Records contained in a dataset:
= = = = = = =

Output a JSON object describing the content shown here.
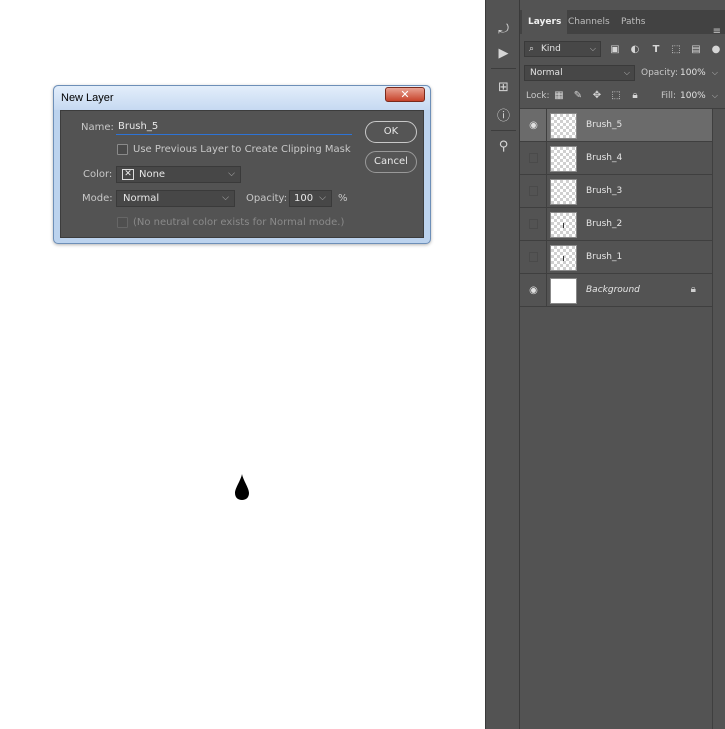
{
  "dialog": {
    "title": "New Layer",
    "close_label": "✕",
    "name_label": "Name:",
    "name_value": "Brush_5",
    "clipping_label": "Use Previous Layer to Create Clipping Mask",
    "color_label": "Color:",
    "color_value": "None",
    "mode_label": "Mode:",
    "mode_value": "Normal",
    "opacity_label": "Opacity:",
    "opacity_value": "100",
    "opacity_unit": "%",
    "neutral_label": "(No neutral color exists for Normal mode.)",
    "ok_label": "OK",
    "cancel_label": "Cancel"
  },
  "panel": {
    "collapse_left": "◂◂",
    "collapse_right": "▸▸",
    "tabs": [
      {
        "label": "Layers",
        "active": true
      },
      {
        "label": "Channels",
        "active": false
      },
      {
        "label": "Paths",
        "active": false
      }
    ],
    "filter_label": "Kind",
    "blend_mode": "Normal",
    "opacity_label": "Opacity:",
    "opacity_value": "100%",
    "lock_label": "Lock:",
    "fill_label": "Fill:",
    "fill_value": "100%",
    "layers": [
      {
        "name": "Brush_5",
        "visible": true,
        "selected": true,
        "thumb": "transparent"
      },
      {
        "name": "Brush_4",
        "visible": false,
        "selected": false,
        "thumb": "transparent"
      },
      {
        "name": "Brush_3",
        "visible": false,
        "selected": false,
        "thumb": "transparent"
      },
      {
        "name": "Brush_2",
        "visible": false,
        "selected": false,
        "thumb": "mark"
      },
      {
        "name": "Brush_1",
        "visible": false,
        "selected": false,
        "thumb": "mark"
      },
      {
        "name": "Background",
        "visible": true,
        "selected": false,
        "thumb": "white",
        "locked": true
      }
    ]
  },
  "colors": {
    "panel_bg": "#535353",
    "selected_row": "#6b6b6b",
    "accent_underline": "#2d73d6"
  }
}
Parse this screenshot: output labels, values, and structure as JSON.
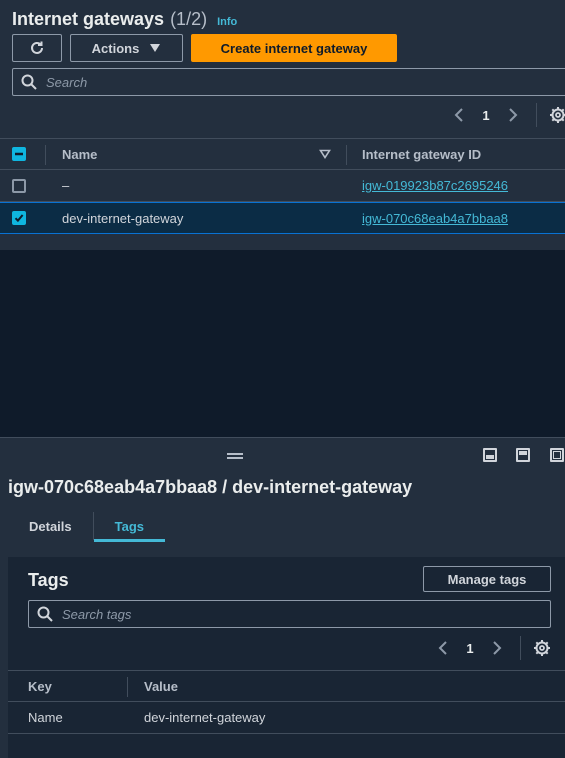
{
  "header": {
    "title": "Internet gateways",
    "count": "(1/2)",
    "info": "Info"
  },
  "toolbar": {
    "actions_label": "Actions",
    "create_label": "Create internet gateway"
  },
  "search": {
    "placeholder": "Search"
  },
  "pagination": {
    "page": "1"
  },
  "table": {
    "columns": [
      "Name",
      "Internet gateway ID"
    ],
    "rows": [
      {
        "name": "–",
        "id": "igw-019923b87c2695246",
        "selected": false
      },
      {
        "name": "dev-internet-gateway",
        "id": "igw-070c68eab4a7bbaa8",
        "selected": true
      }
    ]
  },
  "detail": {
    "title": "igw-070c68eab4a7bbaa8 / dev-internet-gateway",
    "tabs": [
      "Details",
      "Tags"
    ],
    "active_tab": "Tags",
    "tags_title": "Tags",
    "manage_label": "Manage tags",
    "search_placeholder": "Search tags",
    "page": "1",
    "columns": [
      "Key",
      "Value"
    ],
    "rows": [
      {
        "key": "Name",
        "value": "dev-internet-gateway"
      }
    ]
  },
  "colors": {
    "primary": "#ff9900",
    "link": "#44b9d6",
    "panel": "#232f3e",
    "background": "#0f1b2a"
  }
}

= = = = = = =

Short task: Write out the records above exactly as they appear, leaving out any pictures.

Exercise response:
Output a JSON object describing the content shown here.
{
  "dialog": {
    "title": "New Layer",
    "close_label": "✕",
    "name_label": "Name:",
    "name_value": "Brush_5",
    "clipping_label": "Use Previous Layer to Create Clipping Mask",
    "color_label": "Color:",
    "color_value": "None",
    "mode_label": "Mode:",
    "mode_value": "Normal",
    "opacity_label": "Opacity:",
    "opacity_value": "100",
    "opacity_unit": "%",
    "neutral_label": "(No neutral color exists for Normal mode.)",
    "ok_label": "OK",
    "cancel_label": "Cancel"
  },
  "panel": {
    "collapse_left": "◂◂",
    "collapse_right": "▸▸",
    "tabs": [
      {
        "label": "Layers",
        "active": true
      },
      {
        "label": "Channels",
        "active": false
      },
      {
        "label": "Paths",
        "active": false
      }
    ],
    "filter_label": "Kind",
    "blend_mode": "Normal",
    "opacity_label": "Opacity:",
    "opacity_value": "100%",
    "lock_label": "Lock:",
    "fill_label": "Fill:",
    "fill_value": "100%",
    "layers": [
      {
        "name": "Brush_5",
        "visible": true,
        "selected": true,
        "thumb": "transparent"
      },
      {
        "name": "Brush_4",
        "visible": false,
        "selected": false,
        "thumb": "transparent"
      },
      {
        "name": "Brush_3",
        "visible": false,
        "selected": false,
        "thumb": "transparent"
      },
      {
        "name": "Brush_2",
        "visible": false,
        "selected": false,
        "thumb": "mark"
      },
      {
        "name": "Brush_1",
        "visible": false,
        "selected": false,
        "thumb": "mark"
      },
      {
        "name": "Background",
        "visible": true,
        "selected": false,
        "thumb": "white",
        "locked": true
      }
    ]
  },
  "colors": {
    "panel_bg": "#535353",
    "selected_row": "#6b6b6b",
    "accent_underline": "#2d73d6"
  }
}
Parse this screenshot: output labels, values, and structure as JSON.
{
  "header": {
    "title": "Internet gateways",
    "count": "(1/2)",
    "info": "Info"
  },
  "toolbar": {
    "actions_label": "Actions",
    "create_label": "Create internet gateway"
  },
  "search": {
    "placeholder": "Search"
  },
  "pagination": {
    "page": "1"
  },
  "table": {
    "columns": [
      "Name",
      "Internet gateway ID"
    ],
    "rows": [
      {
        "name": "–",
        "id": "igw-019923b87c2695246",
        "selected": false
      },
      {
        "name": "dev-internet-gateway",
        "id": "igw-070c68eab4a7bbaa8",
        "selected": true
      }
    ]
  },
  "detail": {
    "title": "igw-070c68eab4a7bbaa8 / dev-internet-gateway",
    "tabs": [
      "Details",
      "Tags"
    ],
    "active_tab": "Tags",
    "tags_title": "Tags",
    "manage_label": "Manage tags",
    "search_placeholder": "Search tags",
    "page": "1",
    "columns": [
      "Key",
      "Value"
    ],
    "rows": [
      {
        "key": "Name",
        "value": "dev-internet-gateway"
      }
    ]
  },
  "colors": {
    "primary": "#ff9900",
    "link": "#44b9d6",
    "panel": "#232f3e",
    "background": "#0f1b2a"
  }
}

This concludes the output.